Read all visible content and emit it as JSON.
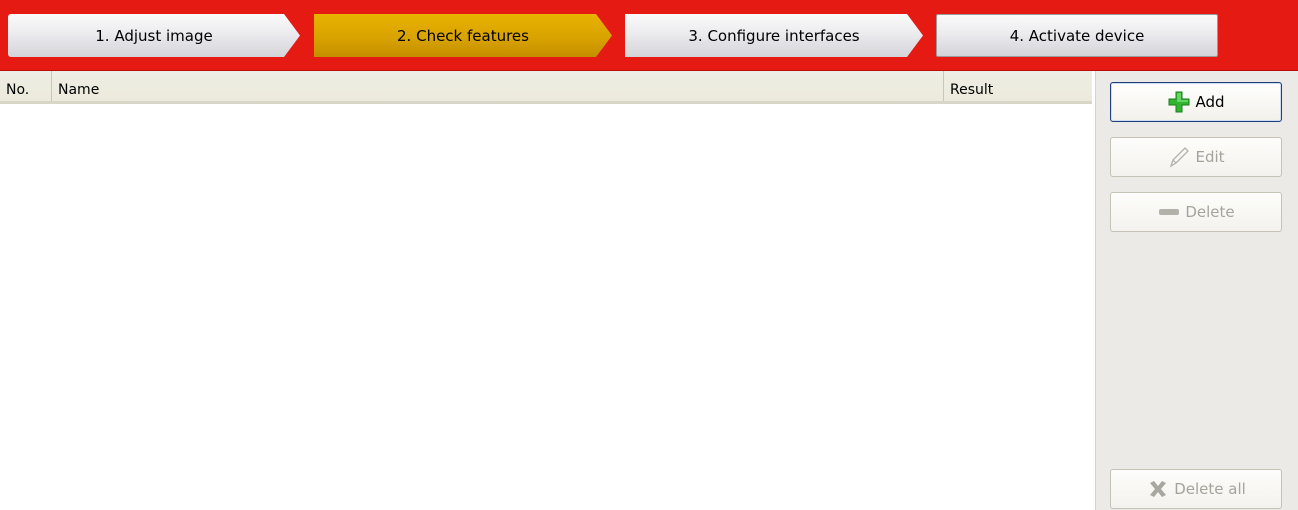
{
  "wizard": {
    "steps": [
      {
        "label": "1. Adjust image",
        "state": "normal"
      },
      {
        "label": "2. Check features",
        "state": "active"
      },
      {
        "label": "3. Configure interfaces",
        "state": "normal"
      },
      {
        "label": "4. Activate device",
        "state": "normal"
      }
    ],
    "bar_color": "#e51a12",
    "active_color": "#d9a300"
  },
  "table": {
    "columns": [
      "No.",
      "Name",
      "Result"
    ],
    "rows": []
  },
  "actions": {
    "add_label": "Add",
    "edit_label": "Edit",
    "delete_label": "Delete",
    "delete_all_label": "Delete all",
    "icons": {
      "add": "plus-icon",
      "edit": "pencil-icon",
      "delete": "minus-icon",
      "delete_all": "x-icon"
    }
  }
}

> [TASK DESCRIPTION]: Leave the pictures out and copy the rest of the data exactly.

> [CORRECT RESPONSE]:
Read all visible content and emit it as JSON.
{
  "wizard": {
    "steps": [
      {
        "label": "1. Adjust image",
        "state": "normal"
      },
      {
        "label": "2. Check features",
        "state": "active"
      },
      {
        "label": "3. Configure interfaces",
        "state": "normal"
      },
      {
        "label": "4. Activate device",
        "state": "normal"
      }
    ],
    "bar_color": "#e51a12",
    "active_color": "#d9a300"
  },
  "table": {
    "columns": [
      "No.",
      "Name",
      "Result"
    ],
    "rows": []
  },
  "actions": {
    "add_label": "Add",
    "edit_label": "Edit",
    "delete_label": "Delete",
    "delete_all_label": "Delete all",
    "icons": {
      "add": "plus-icon",
      "edit": "pencil-icon",
      "delete": "minus-icon",
      "delete_all": "x-icon"
    }
  }
}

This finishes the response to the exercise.